"""

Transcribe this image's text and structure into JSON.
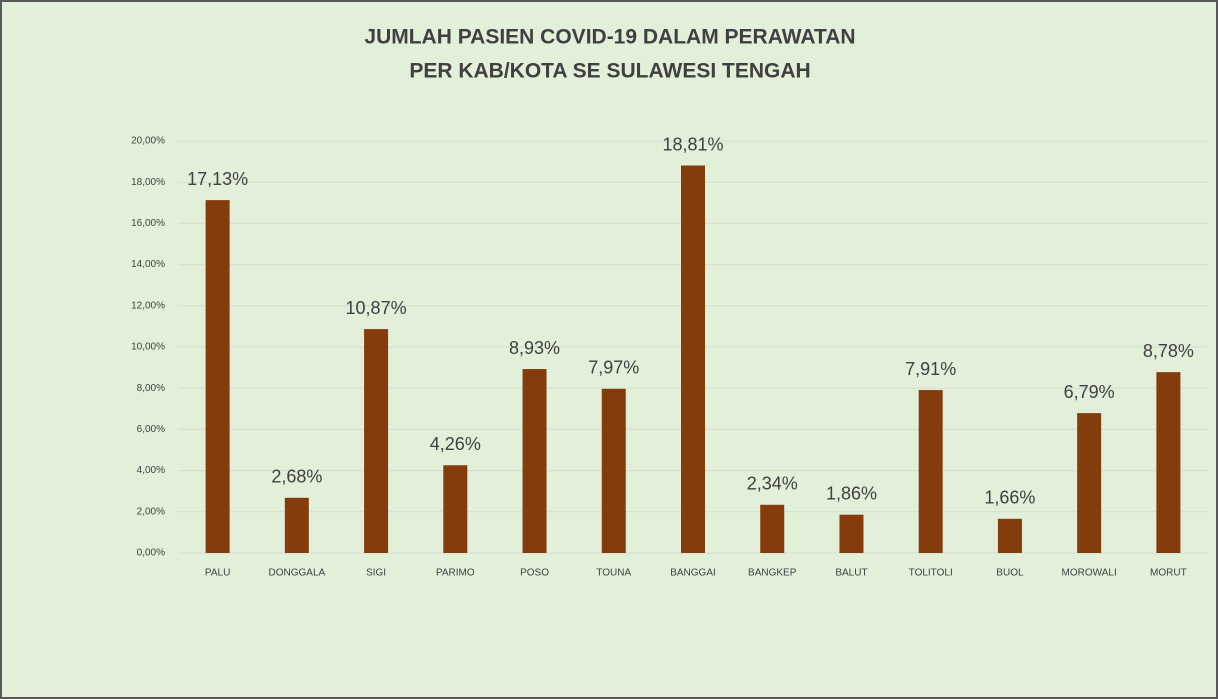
{
  "chart_data": {
    "type": "bar",
    "title": [
      "JUMLAH PASIEN COVID-19 DALAM PERAWATAN",
      "PER KAB/KOTA SE SULAWESI TENGAH"
    ],
    "categories": [
      "PALU",
      "DONGGALA",
      "SIGI",
      "PARIMO",
      "POSO",
      "TOUNA",
      "BANGGAI",
      "BANGKEP",
      "BALUT",
      "TOLITOLI",
      "BUOL",
      "MOROWALI",
      "MORUT"
    ],
    "values": [
      17.13,
      2.68,
      10.87,
      4.26,
      8.93,
      7.97,
      18.81,
      2.34,
      1.86,
      7.91,
      1.66,
      6.79,
      8.78
    ],
    "value_labels": [
      "17,13%",
      "2,68%",
      "10,87%",
      "4,26%",
      "8,93%",
      "7,97%",
      "18,81%",
      "2,34%",
      "1,86%",
      "7,91%",
      "1,66%",
      "6,79%",
      "8,78%"
    ],
    "color": "#843c0c",
    "ylim": [
      0,
      20
    ],
    "yticks": [
      {
        "value": 0,
        "label": "0,00%"
      },
      {
        "value": 2,
        "label": "2,00%"
      },
      {
        "value": 4,
        "label": "4,00%"
      },
      {
        "value": 6,
        "label": "6,00%"
      },
      {
        "value": 8,
        "label": "8,00%"
      },
      {
        "value": 10,
        "label": "10,00%"
      },
      {
        "value": 12,
        "label": "12,00%"
      },
      {
        "value": 14,
        "label": "14,00%"
      },
      {
        "value": 16,
        "label": "16,00%"
      },
      {
        "value": 18,
        "label": "18,00%"
      },
      {
        "value": 20,
        "label": "20,00%"
      }
    ],
    "grid": true
  }
}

"""

**JOB**
Give back the whole listing as it stands, minus its pictures.

**SOLUTION FOR THIS TASK**
Transcribe this image's text and structure into JSON.
{
  "chart_data": {
    "type": "bar",
    "title": [
      "JUMLAH PASIEN COVID-19 DALAM PERAWATAN",
      "PER KAB/KOTA SE SULAWESI TENGAH"
    ],
    "categories": [
      "PALU",
      "DONGGALA",
      "SIGI",
      "PARIMO",
      "POSO",
      "TOUNA",
      "BANGGAI",
      "BANGKEP",
      "BALUT",
      "TOLITOLI",
      "BUOL",
      "MOROWALI",
      "MORUT"
    ],
    "values": [
      17.13,
      2.68,
      10.87,
      4.26,
      8.93,
      7.97,
      18.81,
      2.34,
      1.86,
      7.91,
      1.66,
      6.79,
      8.78
    ],
    "value_labels": [
      "17,13%",
      "2,68%",
      "10,87%",
      "4,26%",
      "8,93%",
      "7,97%",
      "18,81%",
      "2,34%",
      "1,86%",
      "7,91%",
      "1,66%",
      "6,79%",
      "8,78%"
    ],
    "color": "#843c0c",
    "ylim": [
      0,
      20
    ],
    "yticks": [
      {
        "value": 0,
        "label": "0,00%"
      },
      {
        "value": 2,
        "label": "2,00%"
      },
      {
        "value": 4,
        "label": "4,00%"
      },
      {
        "value": 6,
        "label": "6,00%"
      },
      {
        "value": 8,
        "label": "8,00%"
      },
      {
        "value": 10,
        "label": "10,00%"
      },
      {
        "value": 12,
        "label": "12,00%"
      },
      {
        "value": 14,
        "label": "14,00%"
      },
      {
        "value": 16,
        "label": "16,00%"
      },
      {
        "value": 18,
        "label": "18,00%"
      },
      {
        "value": 20,
        "label": "20,00%"
      }
    ],
    "grid": true
  }
}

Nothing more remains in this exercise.